## EXERCISE GOAL
Skip every picture and copy only the lines from the one containing "What's the underlying" to the final line of the records below.

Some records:
---

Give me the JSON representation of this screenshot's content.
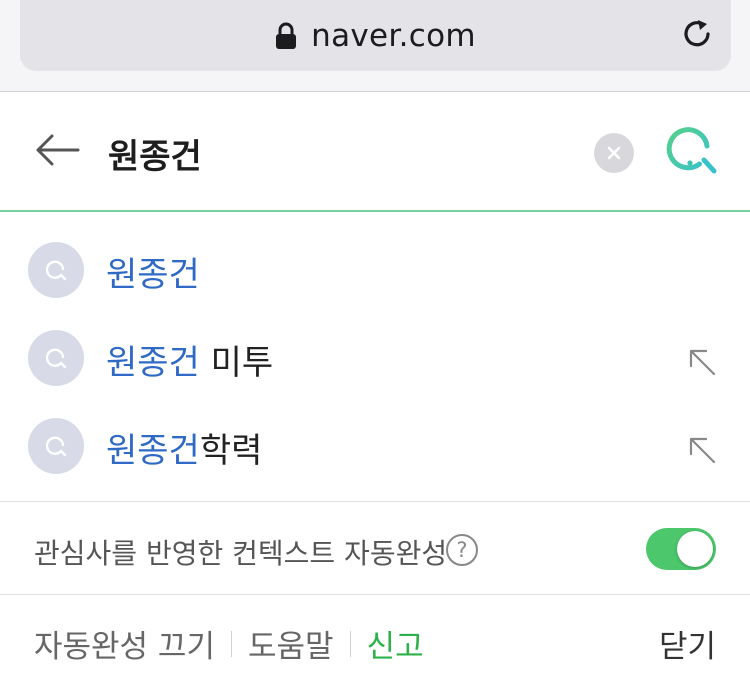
{
  "browser": {
    "url_text": "naver.com",
    "icons": {
      "lock": "lock-icon",
      "reload": "reload-icon"
    }
  },
  "search": {
    "query": "원종건",
    "icons": {
      "back": "back-arrow-icon",
      "clear": "clear-icon",
      "search": "search-icon"
    },
    "accent_color": "#77d39c"
  },
  "suggestions": [
    {
      "highlight": "원종건",
      "rest": "",
      "has_arrow": false
    },
    {
      "highlight": "원종건",
      "rest": " 미투",
      "has_arrow": true
    },
    {
      "highlight": "원종건",
      "rest": "학력",
      "has_arrow": true
    }
  ],
  "context_autocomplete": {
    "label": "관심사를 반영한 컨텍스트 자동완성",
    "help": "?",
    "toggle_on": true,
    "toggle_color": "#4cc76c"
  },
  "footer": {
    "disable_autocomplete": "자동완성 끄기",
    "help": "도움말",
    "report": "신고",
    "close": "닫기"
  },
  "colors": {
    "highlight_text": "#2f6ac5",
    "report_link": "#2db24a"
  }
}
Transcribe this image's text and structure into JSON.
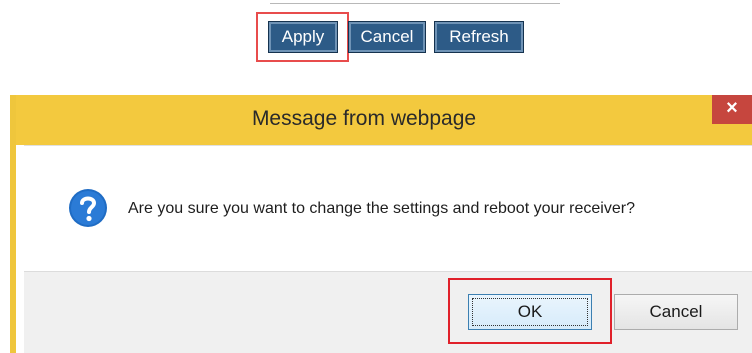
{
  "form": {
    "apply_label": "Apply",
    "cancel_label": "Cancel",
    "refresh_label": "Refresh"
  },
  "dialog": {
    "title": "Message from webpage",
    "close_glyph": "×",
    "message": "Are you sure you want to change the settings and reboot your receiver?",
    "ok_label": "OK",
    "cancel_label": "Cancel"
  },
  "colors": {
    "form_button": "#2d5b87",
    "titlebar": "#f3c93e",
    "close_button": "#c6463e",
    "highlight": "#e0202a",
    "question_icon": "#1f6cc4"
  }
}
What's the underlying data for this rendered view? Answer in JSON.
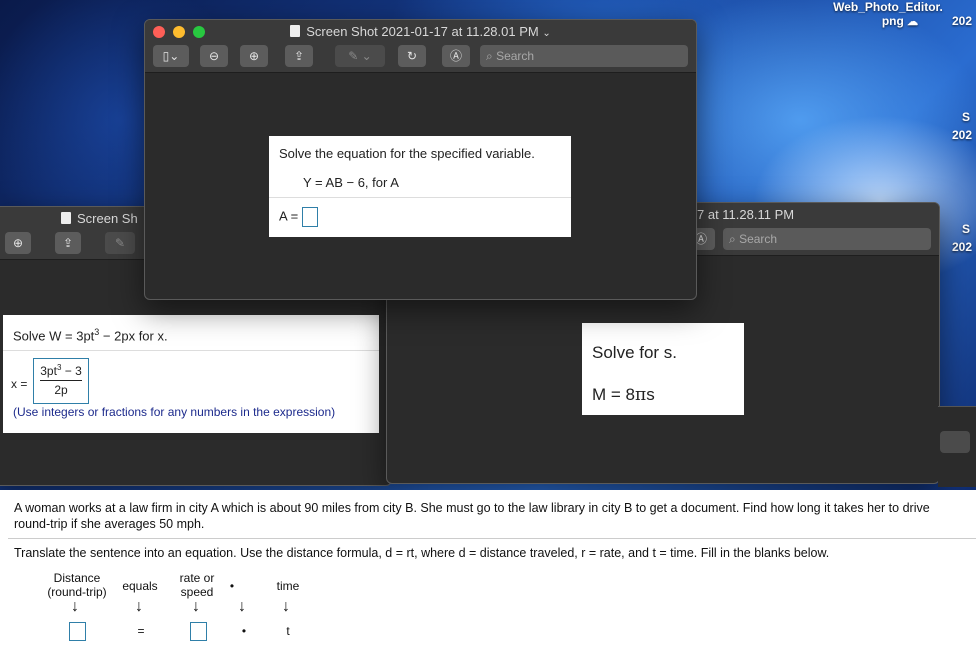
{
  "desktop": {
    "item1_name": "Web_Photo_Editor.",
    "item1_ext": "png",
    "edge_labels": [
      "202",
      "S",
      "202",
      "S",
      "202"
    ]
  },
  "window_front": {
    "title": "Screen Shot 2021-01-17 at 11.28.01 PM",
    "search_placeholder": "Search",
    "card": {
      "instruction": "Solve the equation for the specified variable.",
      "equation": "Y = AB − 6, for A",
      "answer_label": "A ="
    }
  },
  "window_left": {
    "title": "Screen Sh",
    "card": {
      "prompt_prefix": "Solve W = 3pt",
      "prompt_exp": "3",
      "prompt_suffix": " − 2px for x.",
      "x_label": "x =",
      "numerator_base": "3pt",
      "numerator_exp": "3",
      "numerator_tail": " − 3",
      "denominator": "2p",
      "note": "(Use integers or fractions for any numbers in the expression)"
    }
  },
  "window_right": {
    "title": "7 at 11.28.11 PM",
    "search_placeholder": "Search",
    "card": {
      "heading": "Solve for s.",
      "equation_prefix": "M = 8",
      "pi": "π",
      "equation_suffix": "s"
    }
  },
  "problem": {
    "text": "A woman works at a law firm in city A which is about 90 miles from city B. She must go to the law library in city B to get a document. Find how long it takes her to drive round-trip if she averages 50 mph.",
    "instruction": "Translate the sentence into an equation. Use the distance formula, d = rt, where d = distance traveled, r = rate, and t = time. Fill in the blanks below.",
    "columns": {
      "distance_1": "Distance",
      "distance_2": "(round-trip)",
      "equals": "equals",
      "rate_1": "rate or",
      "rate_2": "speed",
      "dot": "•",
      "time": "time"
    },
    "arrow": "↓",
    "answers": {
      "equals_sign": "=",
      "dot": "•",
      "t": "t"
    }
  },
  "colors": {
    "link_blue": "#1c2a8c",
    "box_border": "#2f7fa8",
    "window_bg": "#2b2b2b",
    "titlebar_bg": "#3a3a3a"
  }
}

---

## EXERCISE ANSWER
What's the underlying data for this rendered view? Answer in JSON.
{
  "desktop": {
    "item1_name": "Web_Photo_Editor.",
    "item1_ext": "png",
    "edge_labels": [
      "202",
      "S",
      "202",
      "S",
      "202"
    ]
  },
  "window_front": {
    "title": "Screen Shot 2021-01-17 at 11.28.01 PM",
    "search_placeholder": "Search",
    "card": {
      "instruction": "Solve the equation for the specified variable.",
      "equation": "Y = AB − 6, for A",
      "answer_label": "A ="
    }
  },
  "window_left": {
    "title": "Screen Sh",
    "card": {
      "prompt_prefix": "Solve W = 3pt",
      "prompt_exp": "3",
      "prompt_suffix": " − 2px for x.",
      "x_label": "x =",
      "numerator_base": "3pt",
      "numerator_exp": "3",
      "numerator_tail": " − 3",
      "denominator": "2p",
      "note": "(Use integers or fractions for any numbers in the expression)"
    }
  },
  "window_right": {
    "title": "7 at 11.28.11 PM",
    "search_placeholder": "Search",
    "card": {
      "heading": "Solve for s.",
      "equation_prefix": "M = 8",
      "pi": "π",
      "equation_suffix": "s"
    }
  },
  "problem": {
    "text": "A woman works at a law firm in city A which is about 90 miles from city B. She must go to the law library in city B to get a document. Find how long it takes her to drive round-trip if she averages 50 mph.",
    "instruction": "Translate the sentence into an equation. Use the distance formula, d = rt, where d = distance traveled, r = rate, and t = time. Fill in the blanks below.",
    "columns": {
      "distance_1": "Distance",
      "distance_2": "(round-trip)",
      "equals": "equals",
      "rate_1": "rate or",
      "rate_2": "speed",
      "dot": "•",
      "time": "time"
    },
    "arrow": "↓",
    "answers": {
      "equals_sign": "=",
      "dot": "•",
      "t": "t"
    }
  },
  "colors": {
    "link_blue": "#1c2a8c",
    "box_border": "#2f7fa8",
    "window_bg": "#2b2b2b",
    "titlebar_bg": "#3a3a3a"
  }
}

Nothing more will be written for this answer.